*Do this:*
Quote the whole listing verbatim.

** start Data shown **

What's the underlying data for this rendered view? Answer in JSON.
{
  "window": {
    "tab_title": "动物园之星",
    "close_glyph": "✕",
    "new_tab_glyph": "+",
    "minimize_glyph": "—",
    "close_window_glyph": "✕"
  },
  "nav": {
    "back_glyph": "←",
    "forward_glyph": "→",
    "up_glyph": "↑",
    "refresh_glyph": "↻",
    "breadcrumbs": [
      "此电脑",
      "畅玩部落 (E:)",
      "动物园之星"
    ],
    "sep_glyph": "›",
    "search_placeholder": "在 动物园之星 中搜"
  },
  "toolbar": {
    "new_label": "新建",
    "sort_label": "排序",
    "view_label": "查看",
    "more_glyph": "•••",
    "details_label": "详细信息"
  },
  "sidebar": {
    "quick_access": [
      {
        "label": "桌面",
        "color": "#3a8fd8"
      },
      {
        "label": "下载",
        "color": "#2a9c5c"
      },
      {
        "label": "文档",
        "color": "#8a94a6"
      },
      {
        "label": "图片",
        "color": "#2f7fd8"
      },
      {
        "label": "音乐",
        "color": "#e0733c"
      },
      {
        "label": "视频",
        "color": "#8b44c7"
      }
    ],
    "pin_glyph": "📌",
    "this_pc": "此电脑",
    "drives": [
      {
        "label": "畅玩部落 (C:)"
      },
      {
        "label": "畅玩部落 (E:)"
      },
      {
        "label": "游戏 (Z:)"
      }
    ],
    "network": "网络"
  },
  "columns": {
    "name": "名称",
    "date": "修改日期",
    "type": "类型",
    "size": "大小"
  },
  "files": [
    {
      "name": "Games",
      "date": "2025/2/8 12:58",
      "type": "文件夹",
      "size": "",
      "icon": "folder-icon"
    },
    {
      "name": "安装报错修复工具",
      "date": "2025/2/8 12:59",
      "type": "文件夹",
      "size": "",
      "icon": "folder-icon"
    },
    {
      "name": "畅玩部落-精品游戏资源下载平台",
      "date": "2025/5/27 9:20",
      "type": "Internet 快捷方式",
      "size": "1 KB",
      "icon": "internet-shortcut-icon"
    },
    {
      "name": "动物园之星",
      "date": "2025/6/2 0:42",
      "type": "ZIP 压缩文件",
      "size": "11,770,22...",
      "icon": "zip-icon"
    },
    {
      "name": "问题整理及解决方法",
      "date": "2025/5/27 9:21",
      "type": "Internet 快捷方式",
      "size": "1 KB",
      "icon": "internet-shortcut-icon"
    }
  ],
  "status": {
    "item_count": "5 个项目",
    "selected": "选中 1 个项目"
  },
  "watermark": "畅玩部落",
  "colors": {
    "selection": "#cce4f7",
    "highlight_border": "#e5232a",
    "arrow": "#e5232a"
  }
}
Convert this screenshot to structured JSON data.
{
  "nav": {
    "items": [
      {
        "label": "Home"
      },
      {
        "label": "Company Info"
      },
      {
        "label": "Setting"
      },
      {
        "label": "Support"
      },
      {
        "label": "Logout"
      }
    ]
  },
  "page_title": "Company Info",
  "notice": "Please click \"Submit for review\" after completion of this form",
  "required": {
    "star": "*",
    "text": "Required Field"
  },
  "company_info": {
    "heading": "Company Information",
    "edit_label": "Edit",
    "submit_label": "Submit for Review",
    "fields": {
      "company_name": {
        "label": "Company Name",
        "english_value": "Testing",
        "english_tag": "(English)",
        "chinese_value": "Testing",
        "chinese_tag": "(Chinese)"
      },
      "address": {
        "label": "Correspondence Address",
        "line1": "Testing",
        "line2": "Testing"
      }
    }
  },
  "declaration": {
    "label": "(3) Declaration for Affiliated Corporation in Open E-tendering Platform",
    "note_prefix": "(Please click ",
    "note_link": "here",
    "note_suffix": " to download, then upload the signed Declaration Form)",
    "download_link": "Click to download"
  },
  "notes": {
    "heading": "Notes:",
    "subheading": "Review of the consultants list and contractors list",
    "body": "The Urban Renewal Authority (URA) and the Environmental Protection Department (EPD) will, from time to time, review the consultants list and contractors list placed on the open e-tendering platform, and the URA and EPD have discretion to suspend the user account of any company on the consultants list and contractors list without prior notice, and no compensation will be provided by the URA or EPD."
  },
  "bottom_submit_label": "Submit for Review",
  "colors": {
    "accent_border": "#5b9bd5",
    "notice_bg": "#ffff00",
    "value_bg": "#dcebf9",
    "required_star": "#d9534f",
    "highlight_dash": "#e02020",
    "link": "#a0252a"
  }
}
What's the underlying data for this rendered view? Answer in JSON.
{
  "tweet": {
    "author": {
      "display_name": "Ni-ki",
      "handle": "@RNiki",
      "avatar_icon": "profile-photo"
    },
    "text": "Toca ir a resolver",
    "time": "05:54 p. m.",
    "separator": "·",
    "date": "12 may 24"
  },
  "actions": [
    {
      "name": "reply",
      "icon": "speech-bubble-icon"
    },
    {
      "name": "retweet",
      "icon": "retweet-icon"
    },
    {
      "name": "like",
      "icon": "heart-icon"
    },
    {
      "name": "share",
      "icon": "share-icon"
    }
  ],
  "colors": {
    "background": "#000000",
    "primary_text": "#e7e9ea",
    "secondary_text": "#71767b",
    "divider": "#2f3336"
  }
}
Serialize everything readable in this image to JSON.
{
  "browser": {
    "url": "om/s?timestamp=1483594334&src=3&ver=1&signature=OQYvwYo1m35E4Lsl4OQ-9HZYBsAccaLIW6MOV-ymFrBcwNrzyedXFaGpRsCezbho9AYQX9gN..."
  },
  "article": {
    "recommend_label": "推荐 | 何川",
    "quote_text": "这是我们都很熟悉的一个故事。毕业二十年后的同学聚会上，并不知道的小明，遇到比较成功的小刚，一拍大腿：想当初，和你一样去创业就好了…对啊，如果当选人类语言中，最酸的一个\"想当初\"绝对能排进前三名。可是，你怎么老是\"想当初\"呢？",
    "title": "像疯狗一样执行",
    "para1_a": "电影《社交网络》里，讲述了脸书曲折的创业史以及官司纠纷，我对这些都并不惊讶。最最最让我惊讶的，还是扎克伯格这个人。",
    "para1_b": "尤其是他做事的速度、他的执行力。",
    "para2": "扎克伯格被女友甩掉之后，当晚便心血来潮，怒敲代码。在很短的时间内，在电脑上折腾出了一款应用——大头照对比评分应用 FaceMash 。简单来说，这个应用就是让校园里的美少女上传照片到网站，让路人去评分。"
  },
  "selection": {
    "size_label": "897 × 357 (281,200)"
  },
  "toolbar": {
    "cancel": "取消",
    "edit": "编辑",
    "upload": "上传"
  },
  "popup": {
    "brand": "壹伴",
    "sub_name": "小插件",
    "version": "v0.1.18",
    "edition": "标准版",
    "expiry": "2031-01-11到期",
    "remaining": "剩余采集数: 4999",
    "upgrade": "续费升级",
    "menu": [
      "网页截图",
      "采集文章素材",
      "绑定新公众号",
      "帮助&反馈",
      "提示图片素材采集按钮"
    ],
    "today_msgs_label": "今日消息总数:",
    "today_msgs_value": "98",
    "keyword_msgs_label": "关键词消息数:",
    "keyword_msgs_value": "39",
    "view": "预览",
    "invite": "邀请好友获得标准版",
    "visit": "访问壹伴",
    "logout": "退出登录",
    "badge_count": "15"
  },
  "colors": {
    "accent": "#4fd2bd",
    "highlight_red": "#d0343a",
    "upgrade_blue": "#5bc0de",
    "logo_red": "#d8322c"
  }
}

** end Data shown **

*Reply:*
What's the underlying data for this rendered view? Answer in JSON.
{
  "window": {
    "tab_title": "动物园之星",
    "close_glyph": "✕",
    "new_tab_glyph": "+",
    "minimize_glyph": "—",
    "close_window_glyph": "✕"
  },
  "nav": {
    "back_glyph": "←",
    "forward_glyph": "→",
    "up_glyph": "↑",
    "refresh_glyph": "↻",
    "breadcrumbs": [
      "此电脑",
      "畅玩部落 (E:)",
      "动物园之星"
    ],
    "sep_glyph": "›",
    "search_placeholder": "在 动物园之星 中搜"
  },
  "toolbar": {
    "new_label": "新建",
    "sort_label": "排序",
    "view_label": "查看",
    "more_glyph": "•••",
    "details_label": "详细信息"
  },
  "sidebar": {
    "quick_access": [
      {
        "label": "桌面",
        "color": "#3a8fd8"
      },
      {
        "label": "下载",
        "color": "#2a9c5c"
      },
      {
        "label": "文档",
        "color": "#8a94a6"
      },
      {
        "label": "图片",
        "color": "#2f7fd8"
      },
      {
        "label": "音乐",
        "color": "#e0733c"
      },
      {
        "label": "视频",
        "color": "#8b44c7"
      }
    ],
    "pin_glyph": "📌",
    "this_pc": "此电脑",
    "drives": [
      {
        "label": "畅玩部落 (C:)"
      },
      {
        "label": "畅玩部落 (E:)"
      },
      {
        "label": "游戏 (Z:)"
      }
    ],
    "network": "网络"
  },
  "columns": {
    "name": "名称",
    "date": "修改日期",
    "type": "类型",
    "size": "大小"
  },
  "files": [
    {
      "name": "Games",
      "date": "2025/2/8 12:58",
      "type": "文件夹",
      "size": "",
      "icon": "folder-icon"
    },
    {
      "name": "安装报错修复工具",
      "date": "2025/2/8 12:59",
      "type": "文件夹",
      "size": "",
      "icon": "folder-icon"
    },
    {
      "name": "畅玩部落-精品游戏资源下载平台",
      "date": "2025/5/27 9:20",
      "type": "Internet 快捷方式",
      "size": "1 KB",
      "icon": "internet-shortcut-icon"
    },
    {
      "name": "动物园之星",
      "date": "2025/6/2 0:42",
      "type": "ZIP 压缩文件",
      "size": "11,770,22...",
      "icon": "zip-icon"
    },
    {
      "name": "问题整理及解决方法",
      "date": "2025/5/27 9:21",
      "type": "Internet 快捷方式",
      "size": "1 KB",
      "icon": "internet-shortcut-icon"
    }
  ],
  "status": {
    "item_count": "5 个项目",
    "selected": "选中 1 个项目"
  },
  "watermark": "畅玩部落",
  "colors": {
    "selection": "#cce4f7",
    "highlight_border": "#e5232a",
    "arrow": "#e5232a"
  }
}
Convert this screenshot to structured JSON data.
{
  "nav": {
    "items": [
      {
        "label": "Home"
      },
      {
        "label": "Company Info"
      },
      {
        "label": "Setting"
      },
      {
        "label": "Support"
      },
      {
        "label": "Logout"
      }
    ]
  },
  "page_title": "Company Info",
  "notice": "Please click \"Submit for review\" after completion of this form",
  "required": {
    "star": "*",
    "text": "Required Field"
  },
  "company_info": {
    "heading": "Company Information",
    "edit_label": "Edit",
    "submit_label": "Submit for Review",
    "fields": {
      "company_name": {
        "label": "Company Name",
        "english_value": "Testing",
        "english_tag": "(English)",
        "chinese_value": "Testing",
        "chinese_tag": "(Chinese)"
      },
      "address": {
        "label": "Correspondence Address",
        "line1": "Testing",
        "line2": "Testing"
      }
    }
  },
  "declaration": {
    "label": "(3) Declaration for Affiliated Corporation in Open E-tendering Platform",
    "note_prefix": "(Please click ",
    "note_link": "here",
    "note_suffix": " to download, then upload the signed Declaration Form)",
    "download_link": "Click to download"
  },
  "notes": {
    "heading": "Notes:",
    "subheading": "Review of the consultants list and contractors list",
    "body": "The Urban Renewal Authority (URA) and the Environmental Protection Department (EPD) will, from time to time, review the consultants list and contractors list placed on the open e-tendering platform, and the URA and EPD have discretion to suspend the user account of any company on the consultants list and contractors list without prior notice, and no compensation will be provided by the URA or EPD."
  },
  "bottom_submit_label": "Submit for Review",
  "colors": {
    "accent_border": "#5b9bd5",
    "notice_bg": "#ffff00",
    "value_bg": "#dcebf9",
    "required_star": "#d9534f",
    "highlight_dash": "#e02020",
    "link": "#a0252a"
  }
}
What's the underlying data for this rendered view? Answer in JSON.
{
  "tweet": {
    "author": {
      "display_name": "Ni-ki",
      "handle": "@RNiki",
      "avatar_icon": "profile-photo"
    },
    "text": "Toca ir a resolver",
    "time": "05:54 p. m.",
    "separator": "·",
    "date": "12 may 24"
  },
  "actions": [
    {
      "name": "reply",
      "icon": "speech-bubble-icon"
    },
    {
      "name": "retweet",
      "icon": "retweet-icon"
    },
    {
      "name": "like",
      "icon": "heart-icon"
    },
    {
      "name": "share",
      "icon": "share-icon"
    }
  ],
  "colors": {
    "background": "#000000",
    "primary_text": "#e7e9ea",
    "secondary_text": "#71767b",
    "divider": "#2f3336"
  }
}
Serialize everything readable in this image to JSON.
{
  "browser": {
    "url": "om/s?timestamp=1483594334&src=3&ver=1&signature=OQYvwYo1m35E4Lsl4OQ-9HZYBsAccaLIW6MOV-ymFrBcwNrzyedXFaGpRsCezbho9AYQX9gN..."
  },
  "article": {
    "recommend_label": "推荐 | 何川",
    "quote_text": "这是我们都很熟悉的一个故事。毕业二十年后的同学聚会上，并不知道的小明，遇到比较成功的小刚，一拍大腿：想当初，和你一样去创业就好了…对啊，如果当选人类语言中，最酸的一个\"想当初\"绝对能排进前三名。可是，你怎么老是\"想当初\"呢？",
    "title": "像疯狗一样执行",
    "para1_a": "电影《社交网络》里，讲述了脸书曲折的创业史以及官司纠纷，我对这些都并不惊讶。最最最让我惊讶的，还是扎克伯格这个人。",
    "para1_b": "尤其是他做事的速度、他的执行力。",
    "para2": "扎克伯格被女友甩掉之后，当晚便心血来潮，怒敲代码。在很短的时间内，在电脑上折腾出了一款应用——大头照对比评分应用 FaceMash 。简单来说，这个应用就是让校园里的美少女上传照片到网站，让路人去评分。"
  },
  "selection": {
    "size_label": "897 × 357 (281,200)"
  },
  "toolbar": {
    "cancel": "取消",
    "edit": "编辑",
    "upload": "上传"
  },
  "popup": {
    "brand": "壹伴",
    "sub_name": "小插件",
    "version": "v0.1.18",
    "edition": "标准版",
    "expiry": "2031-01-11到期",
    "remaining": "剩余采集数: 4999",
    "upgrade": "续费升级",
    "menu": [
      "网页截图",
      "采集文章素材",
      "绑定新公众号",
      "帮助&反馈",
      "提示图片素材采集按钮"
    ],
    "today_msgs_label": "今日消息总数:",
    "today_msgs_value": "98",
    "keyword_msgs_label": "关键词消息数:",
    "keyword_msgs_value": "39",
    "view": "预览",
    "invite": "邀请好友获得标准版",
    "visit": "访问壹伴",
    "logout": "退出登录",
    "badge_count": "15"
  },
  "colors": {
    "accent": "#4fd2bd",
    "highlight_red": "#d0343a",
    "upgrade_blue": "#5bc0de",
    "logo_red": "#d8322c"
  }
}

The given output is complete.